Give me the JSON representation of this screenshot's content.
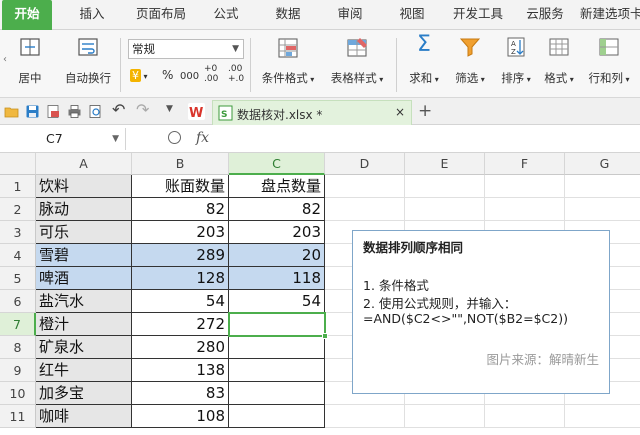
{
  "menu": {
    "tabs": [
      "开始",
      "插入",
      "页面布局",
      "公式",
      "数据",
      "审阅",
      "视图",
      "开发工具",
      "云服务",
      "新建选项卡"
    ],
    "active": 0
  },
  "ribbon": {
    "merge_label": "居中",
    "wrap_label": "自动换行",
    "number_format": "常规",
    "cond_format_label": "条件格式",
    "table_style_label": "表格样式",
    "sum_label": "求和",
    "filter_label": "筛选",
    "sort_label": "排序",
    "format_label": "格式",
    "rowcol_label": "行和列",
    "currency_sym": "¥",
    "percent_sym": "%",
    "comma_sym": "000",
    "inc_decimal": "+0 .00",
    "dec_decimal": ".00 +.0"
  },
  "doc": {
    "filename": "数据核对.xlsx *",
    "new_tab": "+"
  },
  "formula_bar": {
    "name_box": "C7",
    "fx": "fx",
    "formula": ""
  },
  "sheet": {
    "columns": [
      "A",
      "B",
      "C",
      "D",
      "E",
      "F",
      "G"
    ],
    "rows": [
      "1",
      "2",
      "3",
      "4",
      "5",
      "6",
      "7",
      "8",
      "9",
      "10",
      "11"
    ],
    "selected_column": "C",
    "selected_row": "7",
    "header": {
      "a": "饮料",
      "b": "账面数量",
      "c": "盘点数量"
    },
    "data": [
      {
        "a": "脉动",
        "b": "82",
        "c": "82"
      },
      {
        "a": "可乐",
        "b": "203",
        "c": "203"
      },
      {
        "a": "雪碧",
        "b": "289",
        "c": "20"
      },
      {
        "a": "啤酒",
        "b": "128",
        "c": "118"
      },
      {
        "a": "盐汽水",
        "b": "54",
        "c": "54"
      },
      {
        "a": "橙汁",
        "b": "272",
        "c": ""
      },
      {
        "a": "矿泉水",
        "b": "280",
        "c": ""
      },
      {
        "a": "红牛",
        "b": "138",
        "c": ""
      },
      {
        "a": "加多宝",
        "b": "83",
        "c": ""
      },
      {
        "a": "咖啡",
        "b": "108",
        "c": ""
      }
    ],
    "highlighted_rows": [
      4,
      5
    ],
    "colors": {
      "highlight": "#c5d9ef",
      "accent": "#4cae4c"
    }
  },
  "note": {
    "title": "数据排列顺序相同",
    "line1": "1. 条件格式",
    "line2": "2. 使用公式规则，并输入：",
    "line3": "=AND($C2<>\"\",NOT($B2=$C2))",
    "source": "图片来源：解晴新生"
  }
}
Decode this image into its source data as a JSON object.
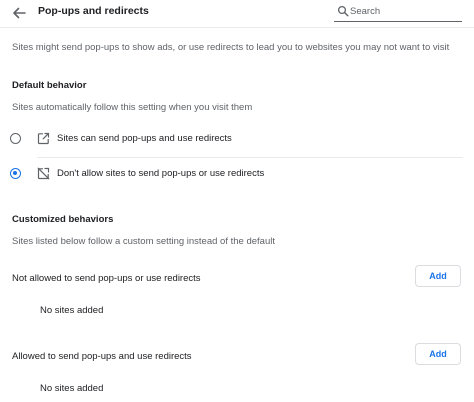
{
  "header": {
    "back_icon": "arrow-back-icon",
    "title": "Pop-ups and redirects",
    "search": {
      "icon": "search-icon",
      "placeholder": "Search",
      "value": ""
    }
  },
  "description": "Sites might send pop-ups to show ads, or use redirects to lead you to websites you may not want to visit",
  "default_behavior": {
    "heading": "Default behavior",
    "subtext": "Sites automatically follow this setting when you visit them",
    "options": [
      {
        "label": "Sites can send pop-ups and use redirects",
        "icon": "open-in-new-icon",
        "selected": false
      },
      {
        "label": "Don't allow sites to send pop-ups or use redirects",
        "icon": "popup-blocked-icon",
        "selected": true
      }
    ]
  },
  "customized": {
    "heading": "Customized behaviors",
    "subtext": "Sites listed below follow a custom setting instead of the default",
    "lists": [
      {
        "label": "Not allowed to send pop-ups or use redirects",
        "add_label": "Add",
        "empty_text": "No sites added"
      },
      {
        "label": "Allowed to send pop-ups and use redirects",
        "add_label": "Add",
        "empty_text": "No sites added"
      }
    ]
  },
  "colors": {
    "accent": "#1a73e8",
    "secondary_text": "#5f6368",
    "primary_text": "#202124",
    "divider": "#e8eaed"
  }
}
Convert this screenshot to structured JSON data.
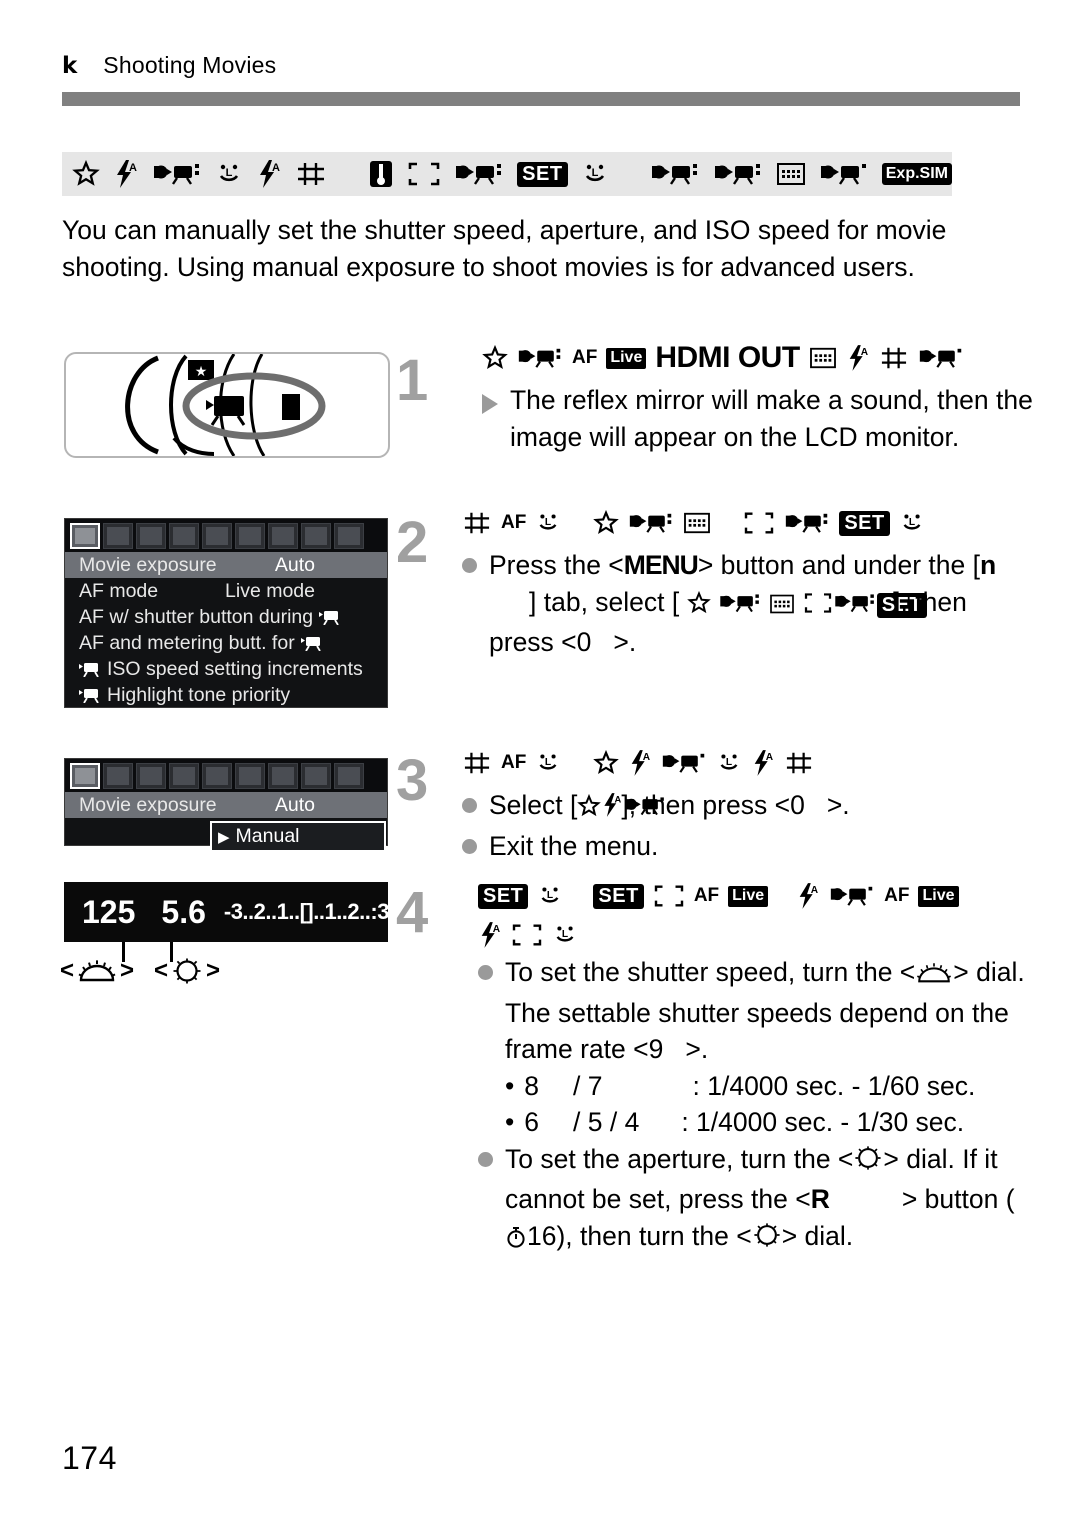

_ _ _ _ _

- [SET PROBLEM]: Repeat the data exactly in full, omitting its pictures.

- [WRITTEN REPLY]:
Give me the JSON representation of this screenshot's content.
{
  "menu": {
    "tabs": [
      "开始",
      "插入",
      "页面布局",
      "公式",
      "数据",
      "审阅",
      "视图",
      "开发工具",
      "云服务",
      "新建选项卡"
    ],
    "active": 0
  },
  "ribbon": {
    "merge_label": "居中",
    "wrap_label": "自动换行",
    "number_format": "常规",
    "cond_format_label": "条件格式",
    "table_style_label": "表格样式",
    "sum_label": "求和",
    "filter_label": "筛选",
    "sort_label": "排序",
    "format_label": "格式",
    "rowcol_label": "行和列",
    "currency_sym": "¥",
    "percent_sym": "%",
    "comma_sym": "000",
    "inc_decimal": "+0 .00",
    "dec_decimal": ".00 +.0"
  },
  "doc": {
    "filename": "数据核对.xlsx *",
    "new_tab": "+"
  },
  "formula_bar": {
    "name_box": "C7",
    "fx": "fx",
    "formula": ""
  },
  "sheet": {
    "columns": [
      "A",
      "B",
      "C",
      "D",
      "E",
      "F",
      "G"
    ],
    "rows": [
      "1",
      "2",
      "3",
      "4",
      "5",
      "6",
      "7",
      "8",
      "9",
      "10",
      "11"
    ],
    "selected_column": "C",
    "selected_row": "7",
    "header": {
      "a": "饮料",
      "b": "账面数量",
      "c": "盘点数量"
    },
    "data": [
      {
        "a": "脉动",
        "b": "82",
        "c": "82"
      },
      {
        "a": "可乐",
        "b": "203",
        "c": "203"
      },
      {
        "a": "雪碧",
        "b": "289",
        "c": "20"
      },
      {
        "a": "啤酒",
        "b": "128",
        "c": "118"
      },
      {
        "a": "盐汽水",
        "b": "54",
        "c": "54"
      },
      {
        "a": "橙汁",
        "b": "272",
        "c": ""
      },
      {
        "a": "矿泉水",
        "b": "280",
        "c": ""
      },
      {
        "a": "红牛",
        "b": "138",
        "c": ""
      },
      {
        "a": "加多宝",
        "b": "83",
        "c": ""
      },
      {
        "a": "咖啡",
        "b": "108",
        "c": ""
      }
    ],
    "highlighted_rows": [
      4,
      5
    ],
    "colors": {
      "highlight": "#c5d9ef",
      "accent": "#4cae4c"
    }
  },
  "note": {
    "title": "数据排列顺序相同",
    "line1": "1. 条件格式",
    "line2": "2. 使用公式规则，并输入：",
    "line3": "=AND($C2<>\"\",NOT($B2=$C2))",
    "source": "图片来源：解晴新生"
  }
}
Decode this image into its source data as a JSON object.
{
  "header": {
    "back_icon": "arrow-back-icon",
    "title": "Pop-ups and redirects",
    "search": {
      "icon": "search-icon",
      "placeholder": "Search",
      "value": ""
    }
  },
  "description": "Sites might send pop-ups to show ads, or use redirects to lead you to websites you may not want to visit",
  "default_behavior": {
    "heading": "Default behavior",
    "subtext": "Sites automatically follow this setting when you visit them",
    "options": [
      {
        "label": "Sites can send pop-ups and use redirects",
        "icon": "open-in-new-icon",
        "selected": false
      },
      {
        "label": "Don't allow sites to send pop-ups or use redirects",
        "icon": "popup-blocked-icon",
        "selected": true
      }
    ]
  },
  "customized": {
    "heading": "Customized behaviors",
    "subtext": "Sites listed below follow a custom setting instead of the default",
    "lists": [
      {
        "label": "Not allowed to send pop-ups or use redirects",
        "add_label": "Add",
        "empty_text": "No sites added"
      },
      {
        "label": "Allowed to send pop-ups and use redirects",
        "add_label": "Add",
        "empty_text": "No sites added"
      }
    ]
  },
  "colors": {
    "accent": "#1a73e8",
    "secondary_text": "#5f6368",
    "primary_text": "#202124",
    "divider": "#e8eaed"
  }
}
Convert this screenshot to structured JSON data.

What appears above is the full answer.